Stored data
· · ·

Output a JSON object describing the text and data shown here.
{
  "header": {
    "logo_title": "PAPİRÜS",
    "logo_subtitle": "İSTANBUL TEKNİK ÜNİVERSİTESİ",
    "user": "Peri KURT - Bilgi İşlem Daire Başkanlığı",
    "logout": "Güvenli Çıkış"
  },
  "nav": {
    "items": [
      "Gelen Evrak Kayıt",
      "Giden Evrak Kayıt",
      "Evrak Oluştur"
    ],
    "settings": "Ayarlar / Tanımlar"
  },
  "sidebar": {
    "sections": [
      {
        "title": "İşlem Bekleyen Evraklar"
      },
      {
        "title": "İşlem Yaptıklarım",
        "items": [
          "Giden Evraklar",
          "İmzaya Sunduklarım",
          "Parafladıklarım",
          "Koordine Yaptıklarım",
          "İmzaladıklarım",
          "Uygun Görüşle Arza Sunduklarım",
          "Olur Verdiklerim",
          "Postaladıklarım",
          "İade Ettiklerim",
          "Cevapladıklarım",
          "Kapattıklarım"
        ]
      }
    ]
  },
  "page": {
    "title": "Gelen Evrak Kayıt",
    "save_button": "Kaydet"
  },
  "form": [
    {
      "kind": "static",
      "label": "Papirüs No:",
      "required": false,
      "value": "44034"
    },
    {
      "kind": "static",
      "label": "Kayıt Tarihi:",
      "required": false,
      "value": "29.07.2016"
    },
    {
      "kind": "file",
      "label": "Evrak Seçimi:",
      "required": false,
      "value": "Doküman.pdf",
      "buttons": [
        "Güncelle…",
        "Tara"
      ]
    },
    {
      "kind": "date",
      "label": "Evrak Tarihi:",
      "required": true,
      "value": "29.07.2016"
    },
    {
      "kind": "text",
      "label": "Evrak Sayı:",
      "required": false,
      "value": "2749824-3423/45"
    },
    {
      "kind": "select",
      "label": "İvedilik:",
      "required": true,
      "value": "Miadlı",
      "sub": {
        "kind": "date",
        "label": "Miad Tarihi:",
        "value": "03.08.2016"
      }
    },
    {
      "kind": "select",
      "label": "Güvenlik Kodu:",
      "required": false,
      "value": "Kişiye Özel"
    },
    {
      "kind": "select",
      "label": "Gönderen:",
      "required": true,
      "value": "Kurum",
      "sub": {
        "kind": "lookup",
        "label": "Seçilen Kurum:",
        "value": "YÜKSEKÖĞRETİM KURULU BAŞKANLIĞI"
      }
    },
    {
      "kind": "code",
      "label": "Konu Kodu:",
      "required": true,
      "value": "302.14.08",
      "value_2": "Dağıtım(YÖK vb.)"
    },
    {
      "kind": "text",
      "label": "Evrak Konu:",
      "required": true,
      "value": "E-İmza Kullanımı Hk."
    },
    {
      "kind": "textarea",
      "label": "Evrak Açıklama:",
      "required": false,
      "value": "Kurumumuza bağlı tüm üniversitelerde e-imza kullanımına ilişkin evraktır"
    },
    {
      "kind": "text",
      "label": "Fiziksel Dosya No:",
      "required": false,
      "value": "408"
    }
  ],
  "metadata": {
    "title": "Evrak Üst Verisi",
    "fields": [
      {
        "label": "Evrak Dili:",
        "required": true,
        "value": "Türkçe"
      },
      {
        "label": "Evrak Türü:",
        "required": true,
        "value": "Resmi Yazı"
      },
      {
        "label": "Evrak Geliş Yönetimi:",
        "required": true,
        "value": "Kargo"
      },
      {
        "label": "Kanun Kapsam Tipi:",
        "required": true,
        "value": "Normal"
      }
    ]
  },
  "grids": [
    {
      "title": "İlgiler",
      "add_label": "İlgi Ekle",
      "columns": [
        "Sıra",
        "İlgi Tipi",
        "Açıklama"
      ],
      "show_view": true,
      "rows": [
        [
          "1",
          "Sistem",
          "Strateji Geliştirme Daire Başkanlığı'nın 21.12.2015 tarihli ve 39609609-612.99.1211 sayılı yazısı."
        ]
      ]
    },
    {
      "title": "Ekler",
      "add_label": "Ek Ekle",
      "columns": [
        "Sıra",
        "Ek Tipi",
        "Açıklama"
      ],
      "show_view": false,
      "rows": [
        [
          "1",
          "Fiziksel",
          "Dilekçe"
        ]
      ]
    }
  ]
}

· · ·

#### BRIEF:
Please reproduce each record precisely as written.

#### EXERCISE RESULT:
Output a JSON object describing the text and data shown here.
{
  "header": {
    "logo_title": "PAPİRÜS",
    "logo_subtitle": "İSTANBUL TEKNİK ÜNİVERSİTESİ",
    "user": "Peri KURT - Bilgi İşlem Daire Başkanlığı",
    "logout": "Güvenli Çıkış"
  },
  "nav": {
    "items": [
      "Gelen Evrak Kayıt",
      "Giden Evrak Kayıt",
      "Evrak Oluştur"
    ],
    "settings": "Ayarlar / Tanımlar"
  },
  "sidebar": {
    "sections": [
      {
        "title": "İşlem Bekleyen Evraklar"
      },
      {
        "title": "İşlem Yaptıklarım",
        "items": [
          "Giden Evraklar",
          "İmzaya Sunduklarım",
          "Parafladıklarım",
          "Koordine Yaptıklarım",
          "İmzaladıklarım",
          "Uygun Görüşle Arza Sunduklarım",
          "Olur Verdiklerim",
          "Postaladıklarım",
          "İade Ettiklerim",
          "Cevapladıklarım",
          "Kapattıklarım"
        ]
      }
    ]
  },
  "page": {
    "title": "Gelen Evrak Kayıt",
    "save_button": "Kaydet"
  },
  "form": [
    {
      "kind": "static",
      "label": "Papirüs No:",
      "required": false,
      "value": "44034"
    },
    {
      "kind": "static",
      "label": "Kayıt Tarihi:",
      "required": false,
      "value": "29.07.2016"
    },
    {
      "kind": "file",
      "label": "Evrak Seçimi:",
      "required": false,
      "value": "Doküman.pdf",
      "buttons": [
        "Güncelle…",
        "Tara"
      ]
    },
    {
      "kind": "date",
      "label": "Evrak Tarihi:",
      "required": true,
      "value": "29.07.2016"
    },
    {
      "kind": "text",
      "label": "Evrak Sayı:",
      "required": false,
      "value": "2749824-3423/45"
    },
    {
      "kind": "select",
      "label": "İvedilik:",
      "required": true,
      "value": "Miadlı",
      "sub": {
        "kind": "date",
        "label": "Miad Tarihi:",
        "value": "03.08.2016"
      }
    },
    {
      "kind": "select",
      "label": "Güvenlik Kodu:",
      "required": false,
      "value": "Kişiye Özel"
    },
    {
      "kind": "select",
      "label": "Gönderen:",
      "required": true,
      "value": "Kurum",
      "sub": {
        "kind": "lookup",
        "label": "Seçilen Kurum:",
        "value": "YÜKSEKÖĞRETİM KURULU BAŞKANLIĞI"
      }
    },
    {
      "kind": "code",
      "label": "Konu Kodu:",
      "required": true,
      "value": "302.14.08",
      "value_2": "Dağıtım(YÖK vb.)"
    },
    {
      "kind": "text",
      "label": "Evrak Konu:",
      "required": true,
      "value": "E-İmza Kullanımı Hk."
    },
    {
      "kind": "textarea",
      "label": "Evrak Açıklama:",
      "required": false,
      "value": "Kurumumuza bağlı tüm üniversitelerde e-imza kullanımına ilişkin evraktır"
    },
    {
      "kind": "text",
      "label": "Fiziksel Dosya No:",
      "required": false,
      "value": "408"
    }
  ],
  "metadata": {
    "title": "Evrak Üst Verisi",
    "fields": [
      {
        "label": "Evrak Dili:",
        "required": true,
        "value": "Türkçe"
      },
      {
        "label": "Evrak Türü:",
        "required": true,
        "value": "Resmi Yazı"
      },
      {
        "label": "Evrak Geliş Yönetimi:",
        "required": true,
        "value": "Kargo"
      },
      {
        "label": "Kanun Kapsam Tipi:",
        "required": true,
        "value": "Normal"
      }
    ]
  },
  "grids": [
    {
      "title": "İlgiler",
      "add_label": "İlgi Ekle",
      "columns": [
        "Sıra",
        "İlgi Tipi",
        "Açıklama"
      ],
      "show_view": true,
      "rows": [
        [
          "1",
          "Sistem",
          "Strateji Geliştirme Daire Başkanlığı'nın 21.12.2015 tarihli ve 39609609-612.99.1211 sayılı yazısı."
        ]
      ]
    },
    {
      "title": "Ekler",
      "add_label": "Ek Ekle",
      "columns": [
        "Sıra",
        "Ek Tipi",
        "Açıklama"
      ],
      "show_view": false,
      "rows": [
        [
          "1",
          "Fiziksel",
          "Dilekçe"
        ]
      ]
    }
  ]
}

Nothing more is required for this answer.